▸ **Consegna A**
Puoi citare testualmente le righe delle voci riportate più sotto, partendo dalla riga che contiene "svg-text:17: 17 (475, 420, 492, 437)" e proseguendo fino a quella che contiene "svg-text:15: 15 (430, 420, 447, 437)", entrambe incluse?

▸ **Brano da leggere**
Il Mulino sul Colognati evoca quel mondo e quella cultura raccontando l’esperienza di un ragazzino tra i sei e i quattordici anni.
Narrando gli eventi gioiosi e dolorosi che lo coinvolgono, ma anche l’atmosfera di quella terra, i suoi valori, i suoi miti, tra realtà e fantasia, tra storia e leggenda, l’autore riporta alla memoria un tempo e un mondo, radici, che abbiamo bisogno di non dimenticare.
Tutto è ambientato a Rossano calabro, per secoli, forse la più sicura fortezza della magna Grecia; certamente uno degli acrocori più caratteristici dell’intero meridione. Ma le vicende narrate, quella cultura e quei paesaggi, con pochissimi ritocchi secondari potrebbe corrispondere a qualunque piccolo centro del meridione rurale di quegli anni.

▸ **Dati dell'esercizio**
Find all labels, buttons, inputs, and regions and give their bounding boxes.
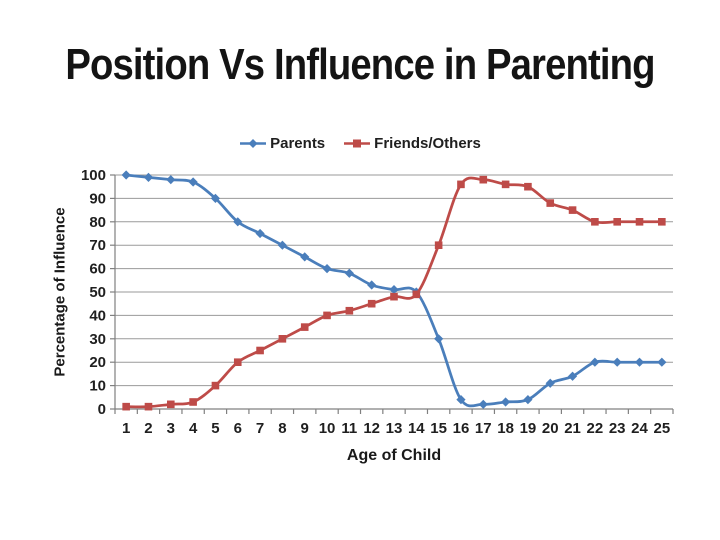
svg-text:17: 17 (475, 420, 492, 437)
svg-text:20: 20 (89, 354, 106, 371)
svg-text:30: 30 (89, 331, 106, 348)
legend-label-friends: Friends/Others (374, 135, 481, 152)
svg-text:2: 2 (144, 420, 152, 437)
svg-text:20: 20 (542, 420, 559, 437)
svg-text:12: 12 (363, 420, 380, 437)
svg-text:90: 90 (89, 190, 106, 207)
svg-text:10: 10 (89, 378, 106, 395)
svg-text:60: 60 (89, 261, 106, 278)
svg-text:15: 15 (430, 420, 447, 437)
y-axis-title: Percentage of Influence (51, 207, 69, 377)
svg-text:3: 3 (167, 420, 175, 437)
svg-text:9: 9 (301, 420, 309, 437)
svg-text:14: 14 (408, 420, 425, 437)
legend-item-parents: Parents (239, 135, 325, 152)
svg-text:24: 24 (631, 420, 648, 437)
legend-label-parents: Parents (270, 135, 326, 152)
svg-text:50: 50 (89, 284, 106, 301)
svg-text:7: 7 (256, 420, 264, 437)
svg-text:80: 80 (89, 214, 106, 231)
svg-text:19: 19 (520, 420, 537, 437)
svg-text:13: 13 (386, 420, 403, 437)
svg-text:1: 1 (122, 420, 130, 437)
svg-text:18: 18 (497, 420, 514, 437)
svg-text:16: 16 (453, 420, 470, 437)
svg-text:4: 4 (189, 420, 198, 437)
svg-text:70: 70 (89, 237, 106, 254)
svg-text:40: 40 (89, 307, 106, 324)
svg-text:8: 8 (278, 420, 286, 437)
svg-text:25: 25 (653, 420, 670, 437)
legend-item-friends: Friends/Others (343, 135, 481, 152)
svg-text:100: 100 (81, 167, 106, 184)
svg-text:5: 5 (211, 420, 219, 437)
svg-text:11: 11 (341, 420, 357, 437)
parents-diamond-marker-icon (240, 139, 267, 148)
chart-title: Position Vs Influence in Parenting (65, 40, 655, 89)
svg-text:6: 6 (234, 420, 242, 437)
friends-square-marker-icon (344, 139, 371, 148)
chart-legend: Parents Friends/Others (0, 135, 720, 152)
x-axis-title: Age of Child (346, 447, 442, 464)
svg-text:23: 23 (609, 420, 626, 437)
svg-text:0: 0 (98, 401, 106, 418)
svg-text:21: 21 (564, 420, 581, 437)
svg-text:22: 22 (587, 420, 604, 437)
svg-text:10: 10 (319, 420, 336, 437)
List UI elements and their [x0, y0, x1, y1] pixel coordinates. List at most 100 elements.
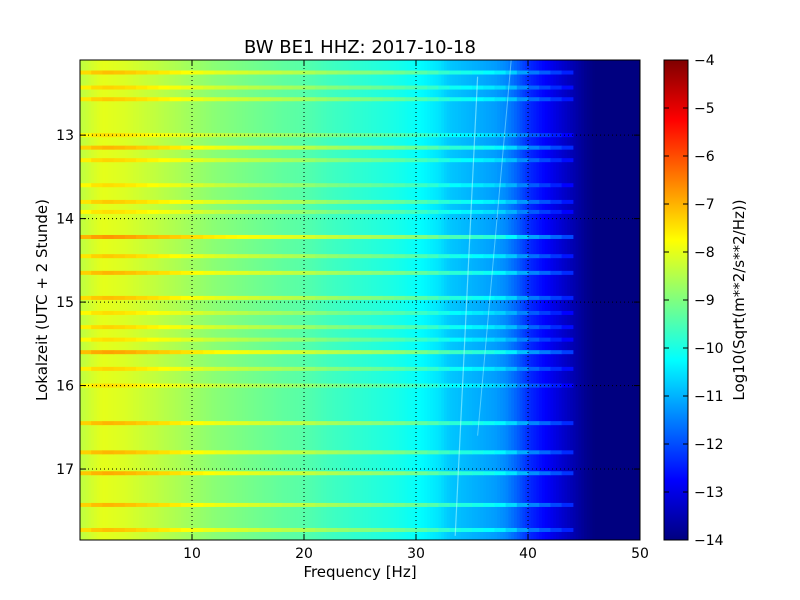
heatmap-band-segment — [192, 325, 204, 330]
heatmap-column — [144, 60, 148, 540]
heatmap-band-segment — [516, 502, 529, 507]
heatmap-band-segment — [225, 145, 238, 150]
heatmap-band-segment — [371, 527, 383, 532]
heatmap-band-segment — [472, 145, 484, 150]
heatmap-band-segment — [483, 70, 495, 75]
heatmap-band-segment — [483, 254, 495, 259]
heatmap-band-segment — [91, 133, 103, 138]
heatmap-band-segment — [539, 502, 551, 507]
heatmap-band-segment — [472, 527, 484, 532]
heatmap-band-segment — [516, 366, 529, 371]
heatmap-band-segment — [528, 383, 540, 388]
heatmap-band-segment — [203, 450, 215, 455]
heatmap-band-segment — [214, 295, 227, 300]
heatmap-band-segment — [147, 209, 159, 214]
heatmap-band-segment — [371, 199, 383, 204]
heatmap-band-segment — [315, 527, 327, 532]
heatmap-column — [528, 60, 532, 540]
heatmap-band-segment — [348, 199, 361, 204]
heatmap-band-segment — [427, 450, 439, 455]
heatmap-band-segment — [371, 421, 383, 426]
heatmap-band-segment — [180, 70, 193, 75]
heatmap-band-segment — [505, 310, 518, 315]
heatmap-band-segment — [427, 421, 439, 426]
heatmap-band-segment — [225, 97, 238, 102]
heatmap-band-segment — [236, 502, 249, 507]
heatmap-band-segment — [113, 527, 126, 532]
heatmap-band-segment — [270, 295, 283, 300]
heatmap-band-segment — [371, 310, 383, 315]
heatmap-band-segment — [124, 254, 137, 259]
heatmap-band-segment — [169, 527, 182, 532]
heatmap-band-segment — [281, 70, 294, 75]
heatmap-band-segment — [304, 85, 316, 90]
heatmap-band-segment — [214, 325, 227, 330]
heatmap-column — [357, 60, 361, 540]
heatmap-column — [595, 60, 599, 540]
heatmap-band-segment — [438, 209, 451, 214]
heatmap-band-segment — [147, 145, 159, 150]
heatmap-column — [189, 60, 193, 540]
heatmap-column — [334, 60, 339, 540]
heatmap-band-segment — [259, 254, 271, 259]
heatmap-band-segment — [348, 527, 361, 532]
heatmap-band-segment — [371, 383, 383, 388]
heatmap-band-segment — [427, 310, 439, 315]
heatmap-band-segment — [371, 295, 383, 300]
heatmap-band-segment — [292, 502, 305, 507]
x-tick-label: 50 — [631, 546, 649, 562]
heatmap-band-segment — [102, 234, 115, 239]
heatmap-column — [239, 60, 243, 540]
heatmap-band-segment — [494, 450, 507, 455]
heatmap-band-segment — [460, 199, 473, 204]
heatmap-band-segment — [360, 145, 372, 150]
heatmap-band-segment — [80, 471, 92, 476]
heatmap-band-segment — [449, 254, 462, 259]
heatmap-band-segment — [416, 270, 428, 275]
heatmap-band-segment — [225, 199, 238, 204]
heatmap-band-segment — [225, 383, 238, 388]
heatmap-band-segment — [136, 337, 148, 342]
heatmap-band-segment — [214, 350, 227, 355]
heatmap-band-segment — [427, 70, 439, 75]
heatmap-band-segment — [494, 183, 507, 188]
heatmap-band-segment — [427, 350, 439, 355]
heatmap-band-segment — [259, 183, 271, 188]
heatmap-band-segment — [416, 383, 428, 388]
heatmap-band-segment — [427, 254, 439, 259]
colorbar-tick-label: −5 — [694, 101, 715, 117]
heatmap-band-segment — [449, 199, 462, 204]
heatmap-band-segment — [292, 337, 305, 342]
heatmap-band-segment — [102, 310, 115, 315]
heatmap-band-segment — [360, 310, 372, 315]
heatmap-band-segment — [561, 383, 574, 388]
heatmap-column — [214, 60, 218, 540]
heatmap-column — [508, 60, 512, 540]
heatmap-band-segment — [371, 183, 383, 188]
heatmap-band-segment — [326, 70, 339, 75]
heatmap-band-segment — [158, 325, 171, 330]
heatmap-band-segment — [539, 295, 551, 300]
heatmap-band-segment — [427, 85, 439, 90]
heatmap-band-segment — [304, 421, 316, 426]
heatmap-band-segment — [382, 450, 395, 455]
heatmap-band-segment — [561, 254, 574, 259]
heatmap-band-segment — [449, 97, 462, 102]
heatmap-band-segment — [270, 527, 283, 532]
heatmap-column — [388, 60, 392, 540]
heatmap-column — [183, 60, 187, 540]
heatmap-band-segment — [326, 209, 339, 214]
heatmap-band-segment — [281, 366, 294, 371]
heatmap-band-segment — [304, 234, 316, 239]
heatmap-band-segment — [326, 350, 339, 355]
heatmap-band-segment — [158, 350, 171, 355]
heatmap-band-segment — [360, 471, 372, 476]
heatmap-band-segment — [158, 183, 171, 188]
heatmap-band-segment — [404, 383, 417, 388]
heatmap-band-segment — [404, 295, 417, 300]
heatmap-band-segment — [348, 254, 361, 259]
heatmap-band-segment — [427, 199, 439, 204]
heatmap-band-segment — [203, 325, 215, 330]
heatmap-band-segment — [460, 254, 473, 259]
heatmap-band-segment — [236, 325, 249, 330]
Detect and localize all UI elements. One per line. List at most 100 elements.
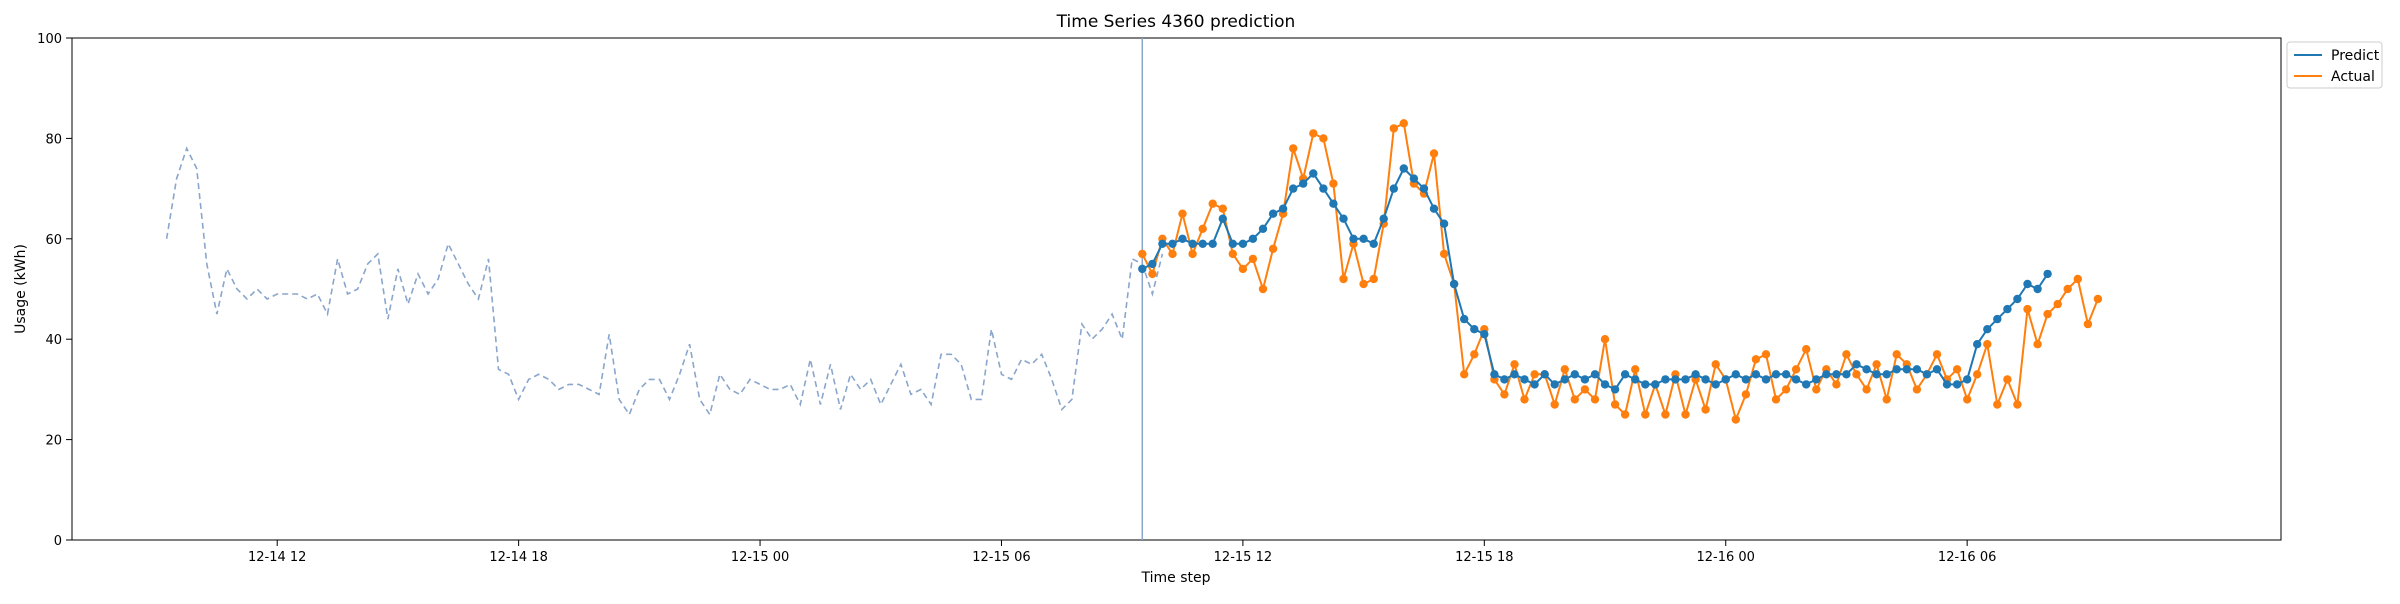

▸ **Consegna B**
Puoi riportare parola per parola la parte del brano da leggere che parte da "Il Mulino sul" e prosegue fino a "di quegli anni."?

▸ **Risposta scritta A**
svg-text:17: 17 (475, 420, 492, 437)
svg-text:20: 20 (89, 354, 106, 371)
svg-text:30: 30 (89, 331, 106, 348)
legend-label-friends: Friends/Others (374, 135, 481, 152)
svg-text:2: 2 (144, 420, 152, 437)
svg-text:20: 20 (542, 420, 559, 437)
svg-text:12: 12 (363, 420, 380, 437)
svg-text:90: 90 (89, 190, 106, 207)
svg-text:10: 10 (89, 378, 106, 395)
svg-text:60: 60 (89, 261, 106, 278)
svg-text:15: 15 (430, 420, 447, 437)

▸ **Risposta scritta B**
Il Mulino sul Colognati evoca quel mondo e quella cultura raccontando l’esperienza di un ragazzino tra i sei e i quattordici anni.
Narrando gli eventi gioiosi e dolorosi che lo coinvolgono, ma anche l’atmosfera di quella terra, i suoi valori, i suoi miti, tra realtà e fantasia, tra storia e leggenda, l’autore riporta alla memoria un tempo e un mondo, radici, che abbiamo bisogno di non dimenticare.
Tutto è ambientato a Rossano calabro, per secoli, forse la più sicura fortezza della magna Grecia; certamente uno degli acrocori più caratteristici dell’intero meridione. Ma le vicende narrate, quella cultura e quei paesaggi, con pochissimi ritocchi secondari potrebbe corrispondere a qualunque piccolo centro del meridione rurale di quegli anni.